━━━ Given records ━━━
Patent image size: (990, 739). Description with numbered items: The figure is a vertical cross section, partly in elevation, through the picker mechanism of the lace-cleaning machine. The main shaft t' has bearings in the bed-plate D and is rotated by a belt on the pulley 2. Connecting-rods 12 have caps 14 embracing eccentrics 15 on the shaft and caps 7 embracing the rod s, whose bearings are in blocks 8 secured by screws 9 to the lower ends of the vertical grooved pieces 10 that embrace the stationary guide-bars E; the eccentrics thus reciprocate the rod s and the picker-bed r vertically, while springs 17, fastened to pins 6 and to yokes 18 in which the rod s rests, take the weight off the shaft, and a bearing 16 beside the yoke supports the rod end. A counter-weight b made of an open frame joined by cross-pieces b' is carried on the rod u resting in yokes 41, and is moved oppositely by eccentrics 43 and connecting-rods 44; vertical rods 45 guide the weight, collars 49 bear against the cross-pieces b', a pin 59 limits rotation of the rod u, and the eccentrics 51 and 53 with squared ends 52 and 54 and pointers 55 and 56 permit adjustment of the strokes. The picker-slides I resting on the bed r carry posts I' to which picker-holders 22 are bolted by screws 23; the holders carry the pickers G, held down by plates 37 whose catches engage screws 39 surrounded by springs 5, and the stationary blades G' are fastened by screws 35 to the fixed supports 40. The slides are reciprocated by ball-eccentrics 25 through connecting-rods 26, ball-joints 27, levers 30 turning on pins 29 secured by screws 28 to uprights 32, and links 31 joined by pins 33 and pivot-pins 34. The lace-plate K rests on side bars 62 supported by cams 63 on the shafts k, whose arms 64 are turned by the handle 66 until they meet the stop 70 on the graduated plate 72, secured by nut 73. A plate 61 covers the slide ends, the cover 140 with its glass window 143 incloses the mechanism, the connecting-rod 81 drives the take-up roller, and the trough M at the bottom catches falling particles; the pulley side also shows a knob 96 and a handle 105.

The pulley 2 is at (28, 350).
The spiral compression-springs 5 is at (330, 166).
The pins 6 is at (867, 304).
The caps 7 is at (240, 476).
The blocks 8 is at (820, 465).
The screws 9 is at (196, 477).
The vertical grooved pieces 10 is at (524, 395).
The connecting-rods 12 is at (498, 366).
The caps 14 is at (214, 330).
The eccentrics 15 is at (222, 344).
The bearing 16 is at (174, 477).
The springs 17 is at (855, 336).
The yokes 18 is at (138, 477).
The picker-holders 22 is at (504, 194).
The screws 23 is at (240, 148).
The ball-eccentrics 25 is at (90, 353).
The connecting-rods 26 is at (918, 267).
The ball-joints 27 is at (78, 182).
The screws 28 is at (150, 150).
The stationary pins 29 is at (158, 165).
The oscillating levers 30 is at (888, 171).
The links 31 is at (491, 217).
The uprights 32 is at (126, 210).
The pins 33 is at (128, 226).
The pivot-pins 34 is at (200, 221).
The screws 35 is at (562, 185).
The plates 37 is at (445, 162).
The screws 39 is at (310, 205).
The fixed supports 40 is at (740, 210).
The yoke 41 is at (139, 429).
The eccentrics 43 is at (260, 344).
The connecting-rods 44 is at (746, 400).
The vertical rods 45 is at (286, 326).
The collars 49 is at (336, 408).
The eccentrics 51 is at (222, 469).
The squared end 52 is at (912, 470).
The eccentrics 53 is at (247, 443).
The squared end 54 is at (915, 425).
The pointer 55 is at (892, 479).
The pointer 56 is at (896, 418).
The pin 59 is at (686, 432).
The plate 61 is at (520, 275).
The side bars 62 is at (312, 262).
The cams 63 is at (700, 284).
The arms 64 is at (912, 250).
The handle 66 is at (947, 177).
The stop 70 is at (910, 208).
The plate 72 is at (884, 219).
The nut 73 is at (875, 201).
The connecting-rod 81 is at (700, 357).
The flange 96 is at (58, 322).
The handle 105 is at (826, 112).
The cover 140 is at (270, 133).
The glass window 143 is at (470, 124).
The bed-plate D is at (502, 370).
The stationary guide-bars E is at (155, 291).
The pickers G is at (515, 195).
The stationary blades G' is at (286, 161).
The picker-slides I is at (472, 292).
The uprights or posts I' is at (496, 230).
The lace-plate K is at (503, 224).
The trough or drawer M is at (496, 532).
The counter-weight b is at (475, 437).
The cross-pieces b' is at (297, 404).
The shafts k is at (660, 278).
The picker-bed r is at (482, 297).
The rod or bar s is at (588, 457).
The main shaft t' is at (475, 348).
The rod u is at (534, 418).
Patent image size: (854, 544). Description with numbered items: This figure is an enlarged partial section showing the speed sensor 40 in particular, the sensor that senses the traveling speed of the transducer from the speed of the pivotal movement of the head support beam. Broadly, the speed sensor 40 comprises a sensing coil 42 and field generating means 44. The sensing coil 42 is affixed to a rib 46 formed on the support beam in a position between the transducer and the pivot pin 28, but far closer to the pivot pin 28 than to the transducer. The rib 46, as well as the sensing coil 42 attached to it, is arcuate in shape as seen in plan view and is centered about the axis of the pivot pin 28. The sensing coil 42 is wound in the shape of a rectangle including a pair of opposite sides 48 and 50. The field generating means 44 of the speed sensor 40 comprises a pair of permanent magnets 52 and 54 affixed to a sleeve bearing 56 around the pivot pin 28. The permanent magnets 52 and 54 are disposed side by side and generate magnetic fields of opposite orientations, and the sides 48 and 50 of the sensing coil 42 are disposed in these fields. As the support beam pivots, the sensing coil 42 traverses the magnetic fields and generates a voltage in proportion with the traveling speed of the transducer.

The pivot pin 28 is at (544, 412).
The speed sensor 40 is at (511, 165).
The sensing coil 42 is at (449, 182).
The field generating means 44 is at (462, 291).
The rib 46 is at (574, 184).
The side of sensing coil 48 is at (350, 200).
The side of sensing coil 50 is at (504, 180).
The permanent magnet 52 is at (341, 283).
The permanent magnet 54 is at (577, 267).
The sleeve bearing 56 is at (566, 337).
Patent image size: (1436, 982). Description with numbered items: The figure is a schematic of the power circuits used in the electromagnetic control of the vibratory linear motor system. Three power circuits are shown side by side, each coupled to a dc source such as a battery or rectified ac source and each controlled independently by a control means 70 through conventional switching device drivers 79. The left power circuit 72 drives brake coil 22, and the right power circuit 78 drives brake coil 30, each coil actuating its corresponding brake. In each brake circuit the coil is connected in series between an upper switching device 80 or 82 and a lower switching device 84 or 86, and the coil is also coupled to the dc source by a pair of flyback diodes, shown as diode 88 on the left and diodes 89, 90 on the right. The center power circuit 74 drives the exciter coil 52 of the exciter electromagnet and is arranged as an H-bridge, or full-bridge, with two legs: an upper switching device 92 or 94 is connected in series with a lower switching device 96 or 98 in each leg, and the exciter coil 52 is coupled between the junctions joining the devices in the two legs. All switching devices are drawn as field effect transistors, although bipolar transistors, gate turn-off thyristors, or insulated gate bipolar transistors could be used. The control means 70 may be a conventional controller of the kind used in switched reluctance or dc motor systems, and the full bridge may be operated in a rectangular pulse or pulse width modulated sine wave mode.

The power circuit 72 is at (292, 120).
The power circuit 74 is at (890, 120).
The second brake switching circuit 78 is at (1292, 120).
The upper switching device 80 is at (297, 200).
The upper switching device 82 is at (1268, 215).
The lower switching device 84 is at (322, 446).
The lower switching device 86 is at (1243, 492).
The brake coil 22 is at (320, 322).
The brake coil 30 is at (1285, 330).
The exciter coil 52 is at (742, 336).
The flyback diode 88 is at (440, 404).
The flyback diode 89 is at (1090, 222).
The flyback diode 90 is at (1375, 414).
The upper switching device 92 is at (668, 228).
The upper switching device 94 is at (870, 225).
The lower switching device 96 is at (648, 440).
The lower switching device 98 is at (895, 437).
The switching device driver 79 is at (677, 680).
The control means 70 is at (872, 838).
━━━
Work required:
Convert the records into a two-column CSV with the header row "record_text" and "answer", one row per record. Put each record's text and its answer in a single double-quoted field each, with every line break replaced by a space.

Correct result:
record_text,answer
"Patent image size: (990, 739). Description with numbered items: The figure is a vertical cross section, partly in elevation, through the picker mechanism of the lace-cleaning machine. The main shaft t' has bearings in the bed-plate D and is rotated by a belt on the pulley 2. Connecting-rods 12 have caps 14 embracing eccentrics 15 on the shaft and caps 7 embracing the rod s, whose bearings are in blocks 8 secured by screws 9 to the lower ends of the vertical grooved pieces 10 that embrace the stationary guide-bars E; the eccentrics thus reciprocate the rod s and the picker-bed r vertically, while springs 17, fastened to pins 6 and to yokes 18 in which the rod s rests, take the weight off the shaft, and a bearing 16 beside the yoke supports the rod end. A counter-weight b made of an open frame joined by cross-pieces b' is carried on the rod u resting in yokes 41, and is moved oppositely by eccentrics 43 and connecting-rods 44; vertical rods 45 guide the weight, collars 49 bear against the cross-pieces b', a pin 59 limits rotation of the rod u, and the eccentrics 51 and 53 with squared ends 52 and 54 and pointers 55 and 56 permit adjustment of the strokes. The picker-slides I resting on the bed r carry posts I' to which picker-holders 22 are bolted by screws 23; the holders carry the pickers G, held down by plates 37 whose catches engage screws 39 surrounded by springs 5, and the stationary blades G' are fastened by screws 35 to the fixed supports 40. The slides are reciprocated by ball-eccentrics 25 through connecting-rods 26, ball-joints 27, levers 30 turning on pins 29 secured by screws 28 to uprights 32, and links 31 joined by pins 33 and pivot-pins 34. The lace-plate K rests on side bars 62 supported by cams 63 on the shafts k, whose arms 64 are turned by the handle 66 until they meet the stop 70 on the graduated plate 72, secured by nut 73. A plate 61 covers the slide ends, the cover 140 with its glass window 143 incloses the mechanism, the connecting-rod 81 drives the take-up roller, and the trough M at the bottom catches falling particles; the pulley side also shows a knob 96 and a handle 105.","The pulley 2 is at (28, 350). The spiral compression-springs 5 is at (330, 166). The pins 6 is at (867, 304). The caps 7 is at (240, 476). The blocks 8 is at (820, 465). The screws 9 is at (196, 477). The vertical grooved pieces 10 is at (524, 395). The connecting-rods 12 is at (498, 366). The caps 14 is at (214, 330). The eccentrics 15 is at (222, 344). The bearing 16 is at (174, 477). The springs 17 is at (855, 336). The yokes 18 is at (138, 477). The picker-holders 22 is at (504, 194). The screws 23 is at (240, 148). The ball-eccentrics 25 is at (90, 353). The connecting-rods 26 is at (918, 267). The ball-joints 27 is at (78, 182). The screws 28 is at (150, 150). The stationary pins 29 is at (158, 165). The oscillating levers 30 is at (888, 171). The links 31 is at (491, 217). The uprights 32 is at (126, 210). The pins 33 is at (128, 226). The pivot-pins 34 is at (200, 221). The screws 35 is at (562, 185). The plates 37 is at (445, 162). The screws 39 is at (310, 205). The fixed supports 40 is at (740, 210). The yoke 41 is at (139, 429). The eccentrics 43 is at (260, 344). The connecting-rods 44 is at (746, 400). The vertical rods 45 is at (286, 326). The collars 49 is at (336, 408). The eccentrics 51 is at (222, 469). The squared end 52 is at (912, 470). The eccentrics 53 is at (247, 443). The squared end 54 is at (915, 425). The pointer 55 is at (892, 479). The pointer 56 is at (896, 418). The pin 59 is at (686, 432). The plate 61 is at (520, 275). The side bars 62 is at (312, 262). The cams 63 is at (700, 284). The arms 64 is at (912, 250). The handle 66 is at (947, 177). The stop 70 is at (910, 208). The plate 72 is at (884, 219). The nut 73 is at (875, 201). The connecting-rod 81 is at (700, 357). The flange 96 is at (58, 322). The handle 105 is at (826, 112). The cover 140 is at (270, 133). The glass window 143 is at (470, 124). The bed-plate D is at (502, 370). The stationary guide-bars E is at (155, 291). The pickers G is at (515, 195). The stationary blades G' is at (286, 161). The picker-slides I is at (472, 292). The uprights or posts I' is at (496, 230). The lace-plate K is at (503, 224). The trough or drawer M is at (496, 532). The counter-weight b is at (475, 437). The cross-pieces b' is at (297, 404). The shafts k is at (660, 278). The picker-bed r is at (482, 297). The rod or bar s is at (588, 457). The main shaft t' is at (475, 348). The rod u is at (534, 418)."
"Patent image size: (854, 544). Description with numbered items: This figure is an enlarged partial section showing the speed sensor 40 in particular, the sensor that senses the traveling speed of the transducer from the speed of the pivotal movement of the head support beam. Broadly, the speed sensor 40 comprises a sensing coil 42 and field generating means 44. The sensing coil 42 is affixed to a rib 46 formed on the support beam in a position between the transducer and the pivot pin 28, but far closer to the pivot pin 28 than to the transducer. The rib 46, as well as the sensing coil 42 attached to it, is arcuate in shape as seen in plan view and is centered about the axis of the pivot pin 28. The sensing coil 42 is wound in the shape of a rectangle including a pair of opposite sides 48 and 50. The field generating means 44 of the speed sensor 40 comprises a pair of permanent magnets 52 and 54 affixed to a sleeve bearing 56 around the pivot pin 28. The permanent magnets 52 and 54 are disposed side by side and generate magnetic fields of opposite orientations, and the sides 48 and 50 of the sensing coil 42 are disposed in these fields. As the support beam pivots, the sensing coil 42 traverses the magnetic fields and generates a voltage in proportion with the traveling speed of the transducer.","The pivot pin 28 is at (544, 412). The speed sensor 40 is at (511, 165). The sensing coil 42 is at (449, 182). The field generating means 44 is at (462, 291). The rib 46 is at (574, 184). The side of sensing coil 48 is at (350, 200). The side of sensing coil 50 is at (504, 180). The permanent magnet 52 is at (341, 283). The permanent magnet 54 is at (577, 267). The sleeve bearing 56 is at (566, 337)."
"Patent image size: (1436, 982). Description with numbered items: The figure is a schematic of the power circuits used in the electromagnetic control of the vibratory linear motor system. Three power circuits are shown side by side, each coupled to a dc source such as a battery or rectified ac source and each controlled independently by a control means 70 through conventional switching device drivers 79. The left power circuit 72 drives brake coil 22, and the right power circuit 78 drives brake coil 30, each coil actuating its corresponding brake. In each brake circuit the coil is connected in series between an upper switching device 80 or 82 and a lower switching device 84 or 86, and the coil is also coupled to the dc source by a pair of flyback diodes, shown as diode 88 on the left and diodes 89, 90 on the right. The center power circuit 74 drives the exciter coil 52 of the exciter electromagnet and is arranged as an H-bridge, or full-bridge, with two legs: an upper switching device 92 or 94 is connected in series with a lower switching device 96 or 98 in each leg, and the exciter coil 52 is coupled between the junctions joining the devices in the two legs. All switching devices are drawn as field effect transistors, although bipolar transistors, gate turn-off thyristors, or insulated gate bipolar transistors could be used. The control means 70 may be a conventional controller of the kind used in switched reluctance or dc motor systems, and the full bridge may be operated in a rectangular pulse or pulse width modulated sine wave mode.","The power circuit 72 is at (292, 120). The power circuit 74 is at (890, 120). The second brake switching circuit 78 is at (1292, 120). The upper switching device 80 is at (297, 200). The upper switching device 82 is at (1268, 215). The lower switching device 84 is at (322, 446). The lower switching device 86 is at (1243, 492). The brake coil 22 is at (320, 322). The brake coil 30 is at (1285, 330). The exciter coil 52 is at (742, 336). The flyback diode 88 is at (440, 404). The flyback diode 89 is at (1090, 222). The flyback diode 90 is at (1375, 414). The upper switching device 92 is at (668, 228). The upper switching device 94 is at (870, 225). The lower switching device 96 is at (648, 440). The lower switching device 98 is at (895, 437). The switching device driver 79 is at (677, 680). The control means 70 is at (872, 838)."